What to produce: Images excluded, repeat each entry below exactly.

Records shown:
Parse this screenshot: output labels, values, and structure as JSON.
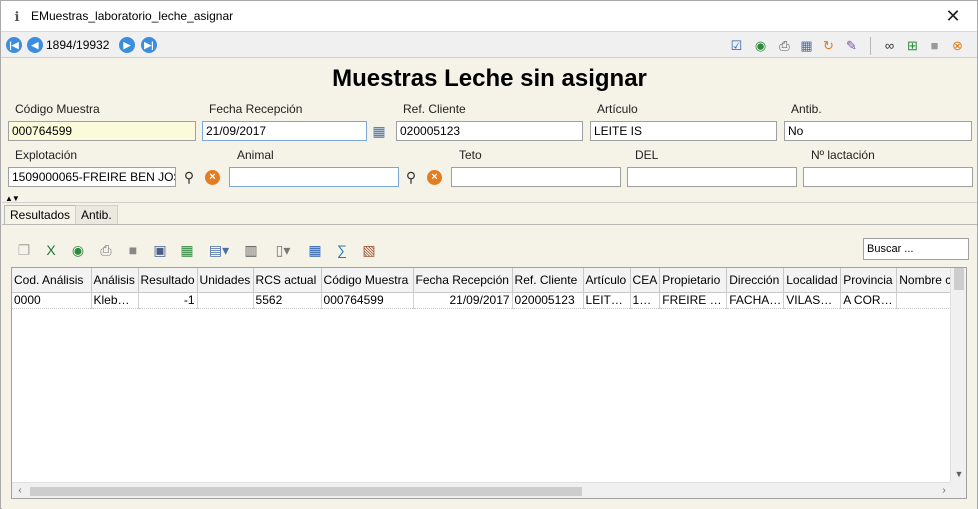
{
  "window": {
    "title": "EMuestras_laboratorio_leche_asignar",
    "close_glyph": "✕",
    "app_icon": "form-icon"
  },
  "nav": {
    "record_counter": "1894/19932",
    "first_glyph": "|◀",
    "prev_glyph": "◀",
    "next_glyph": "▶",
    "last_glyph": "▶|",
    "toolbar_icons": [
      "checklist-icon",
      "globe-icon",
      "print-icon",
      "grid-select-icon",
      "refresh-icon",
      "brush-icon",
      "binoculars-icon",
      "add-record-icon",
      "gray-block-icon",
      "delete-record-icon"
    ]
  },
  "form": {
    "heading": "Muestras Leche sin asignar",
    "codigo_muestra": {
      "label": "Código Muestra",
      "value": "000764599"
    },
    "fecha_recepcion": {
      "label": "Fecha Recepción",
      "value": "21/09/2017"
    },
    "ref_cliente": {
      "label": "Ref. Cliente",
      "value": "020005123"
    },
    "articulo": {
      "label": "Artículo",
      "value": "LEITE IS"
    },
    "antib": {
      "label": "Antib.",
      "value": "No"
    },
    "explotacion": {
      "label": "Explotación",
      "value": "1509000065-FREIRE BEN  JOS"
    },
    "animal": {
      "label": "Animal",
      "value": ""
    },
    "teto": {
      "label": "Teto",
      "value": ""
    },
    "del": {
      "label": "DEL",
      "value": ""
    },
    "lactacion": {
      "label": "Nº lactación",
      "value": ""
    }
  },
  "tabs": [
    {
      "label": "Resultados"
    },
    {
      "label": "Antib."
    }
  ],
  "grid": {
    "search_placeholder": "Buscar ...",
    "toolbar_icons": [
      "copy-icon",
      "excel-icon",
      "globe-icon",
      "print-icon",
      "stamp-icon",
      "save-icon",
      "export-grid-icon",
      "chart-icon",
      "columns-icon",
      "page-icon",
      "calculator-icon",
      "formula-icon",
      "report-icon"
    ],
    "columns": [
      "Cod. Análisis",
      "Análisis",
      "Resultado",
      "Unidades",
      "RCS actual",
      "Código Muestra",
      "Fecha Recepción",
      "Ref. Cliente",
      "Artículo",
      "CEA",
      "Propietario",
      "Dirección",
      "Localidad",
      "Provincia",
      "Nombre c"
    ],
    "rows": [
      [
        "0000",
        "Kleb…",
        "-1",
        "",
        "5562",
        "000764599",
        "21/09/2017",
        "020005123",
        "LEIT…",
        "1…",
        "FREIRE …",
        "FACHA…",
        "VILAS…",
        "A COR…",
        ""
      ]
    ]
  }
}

Response for this exercise:
Parse this screenshot: output labels, values, and structure as JSON.
{
  "window": {
    "title": "EMuestras_laboratorio_leche_asignar",
    "close_glyph": "✕",
    "app_icon": "form-icon"
  },
  "nav": {
    "record_counter": "1894/19932",
    "first_glyph": "|◀",
    "prev_glyph": "◀",
    "next_glyph": "▶",
    "last_glyph": "▶|",
    "toolbar_icons": [
      "checklist-icon",
      "globe-icon",
      "print-icon",
      "grid-select-icon",
      "refresh-icon",
      "brush-icon",
      "binoculars-icon",
      "add-record-icon",
      "gray-block-icon",
      "delete-record-icon"
    ]
  },
  "form": {
    "heading": "Muestras Leche sin asignar",
    "codigo_muestra": {
      "label": "Código Muestra",
      "value": "000764599"
    },
    "fecha_recepcion": {
      "label": "Fecha Recepción",
      "value": "21/09/2017"
    },
    "ref_cliente": {
      "label": "Ref. Cliente",
      "value": "020005123"
    },
    "articulo": {
      "label": "Artículo",
      "value": "LEITE IS"
    },
    "antib": {
      "label": "Antib.",
      "value": "No"
    },
    "explotacion": {
      "label": "Explotación",
      "value": "1509000065-FREIRE BEN  JOS"
    },
    "animal": {
      "label": "Animal",
      "value": ""
    },
    "teto": {
      "label": "Teto",
      "value": ""
    },
    "del": {
      "label": "DEL",
      "value": ""
    },
    "lactacion": {
      "label": "Nº lactación",
      "value": ""
    }
  },
  "tabs": [
    {
      "label": "Resultados"
    },
    {
      "label": "Antib."
    }
  ],
  "grid": {
    "search_placeholder": "Buscar ...",
    "toolbar_icons": [
      "copy-icon",
      "excel-icon",
      "globe-icon",
      "print-icon",
      "stamp-icon",
      "save-icon",
      "export-grid-icon",
      "chart-icon",
      "columns-icon",
      "page-icon",
      "calculator-icon",
      "formula-icon",
      "report-icon"
    ],
    "columns": [
      "Cod. Análisis",
      "Análisis",
      "Resultado",
      "Unidades",
      "RCS actual",
      "Código Muestra",
      "Fecha Recepción",
      "Ref. Cliente",
      "Artículo",
      "CEA",
      "Propietario",
      "Dirección",
      "Localidad",
      "Provincia",
      "Nombre c"
    ],
    "rows": [
      [
        "0000",
        "Kleb…",
        "-1",
        "",
        "5562",
        "000764599",
        "21/09/2017",
        "020005123",
        "LEIT…",
        "1…",
        "FREIRE …",
        "FACHA…",
        "VILAS…",
        "A COR…",
        ""
      ]
    ]
  }
}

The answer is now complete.